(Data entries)
================

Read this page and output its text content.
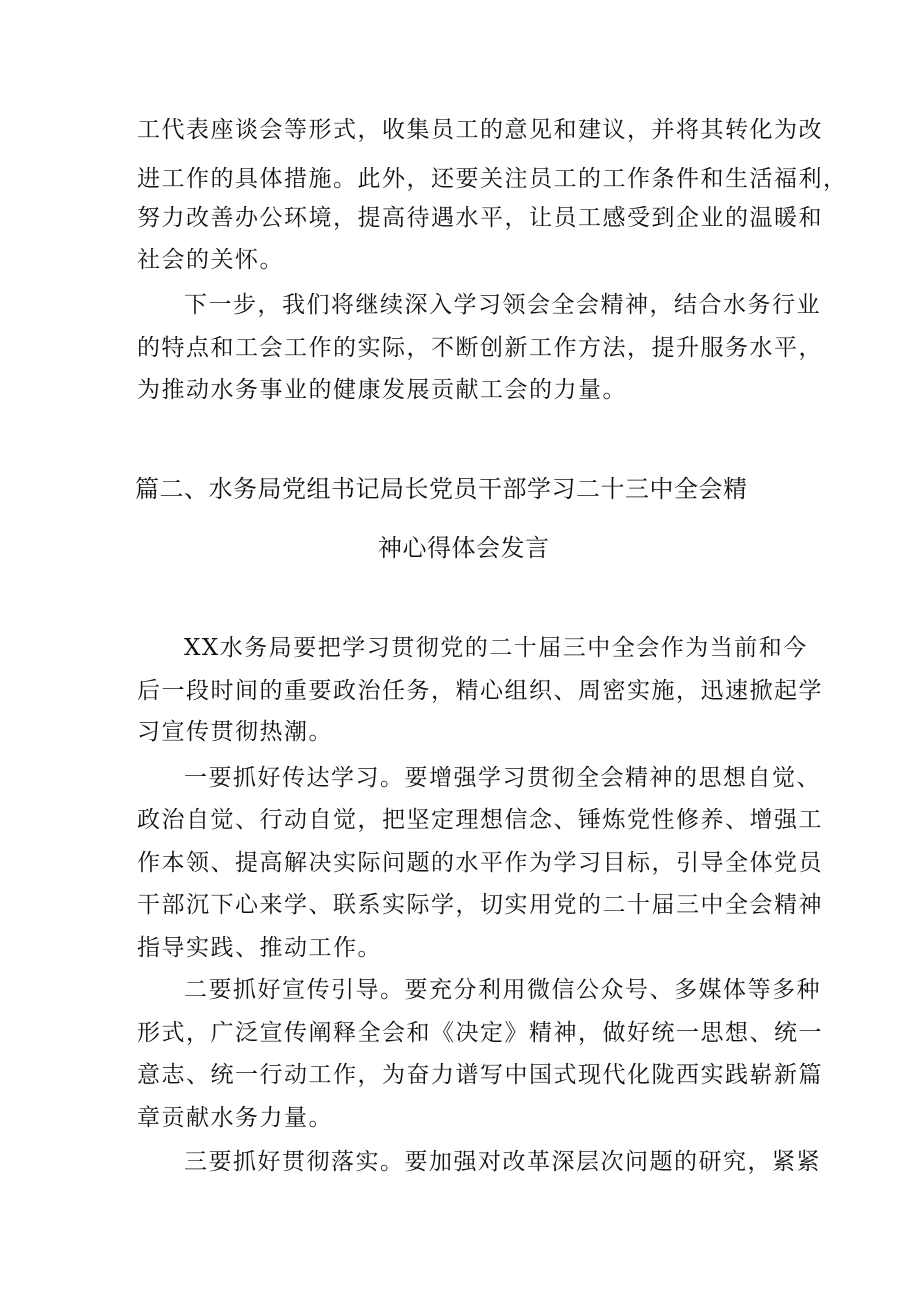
工代表座谈会等形式，收集员工的意见和建议，并将其转化为改
进工作的具体措施。此外，还要关注员工的工作条件和生活福利，
努力改善办公环境，提高待遇水平，让员工感受到企业的温暖和
社会的关怀。
下一步，我们将继续深入学习领会全会精神，结合水务行业
的特点和工会工作的实际，不断创新工作方法，提升服务水平，
为推动水务事业的健康发展贡献工会的力量。
篇二、水务局党组书记局长党员干部学习二十三中全会精
神心得体会发言
XX水务局要把学习贯彻党的二十届三中全会作为当前和今
后一段时间的重要政治任务，精心组织、周密实施，迅速掀起学
习宣传贯彻热潮。
一要抓好传达学习。要增强学习贯彻全会精神的思想自觉、
政治自觉、行动自觉，把坚定理想信念、锤炼党性修养、增强工
作本领、提高解决实际问题的水平作为学习目标，引导全体党员
干部沉下心来学、联系实际学，切实用党的二十届三中全会精神
指导实践、推动工作。
二要抓好宣传引导。要充分利用微信公众号、多媒体等多种
形式，广泛宣传阐释全会和《决定》精神，做好统一思想、统一
意志、统一行动工作，为奋力谱写中国式现代化陇西实践崭新篇
章贡献水务力量。
三要抓好贯彻落实。要加强对改革深层次问题的研究，紧紧
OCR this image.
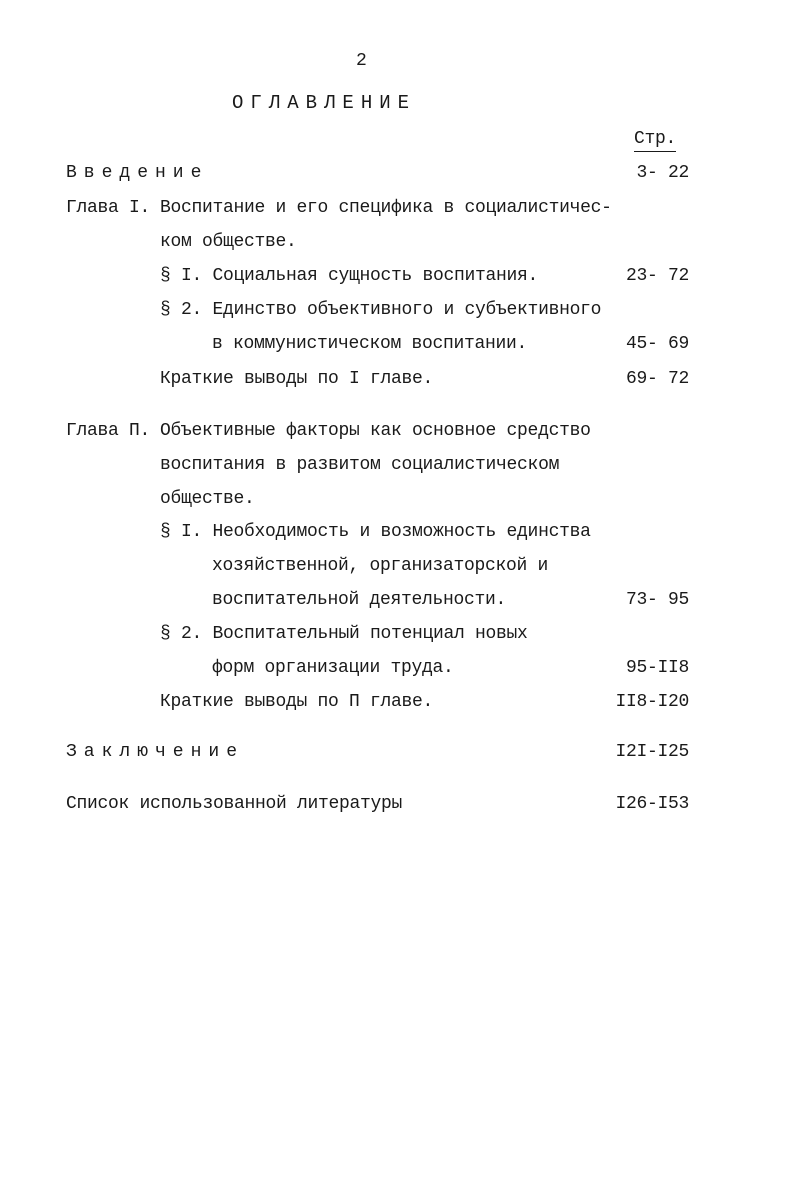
2
ОГЛАВЛЕНИЕ
Стр.
Введение	3- 22
Глава I. Воспитание и его специфика в социалистичес-
ком обществе.
§ I. Социальная сущность воспитания.	23- 72
§ 2. Единство объективного и субъективного
в коммунистическом воспитании.	45- 69
Краткие выводы по I главе.	69- 72
Глава П. Объективные факторы как основное средство
воспитания в развитом социалистическом
обществе.
§ I. Необходимость и возможность единства
хозяйственной, организаторской и
воспитательной деятельности.	73- 95
§ 2. Воспитательный потенциал новых
форм организации труда.	95-II8
Краткие выводы по П главе.	II8-I20
Заключение	I2I-I25
Список использованной литературы	I26-I53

================

**What is asked**.
Write out the lines of the listing from the one that holds "OCR this image." to the very last line, both included, exactly as they appear and without any pictures.

**The answer**.
OCR this image.
2
ОГЛАВЛЕНИЕ
Стр.
Введение	3- 22
Глава I. Воспитание и его специфика в социалистичес-
ком обществе.
§ I. Социальная сущность воспитания.	23- 72
§ 2. Единство объективного и субъективного
в коммунистическом воспитании.	45- 69
Краткие выводы по I главе.	69- 72
Глава П. Объективные факторы как основное средство
воспитания в развитом социалистическом
обществе.
§ I. Необходимость и возможность единства
хозяйственной, организаторской и
воспитательной деятельности.	73- 95
§ 2. Воспитательный потенциал новых
форм организации труда.	95-II8
Краткие выводы по П главе.	II8-I20
Заключение	I2I-I25
Список использованной литературы	I26-I53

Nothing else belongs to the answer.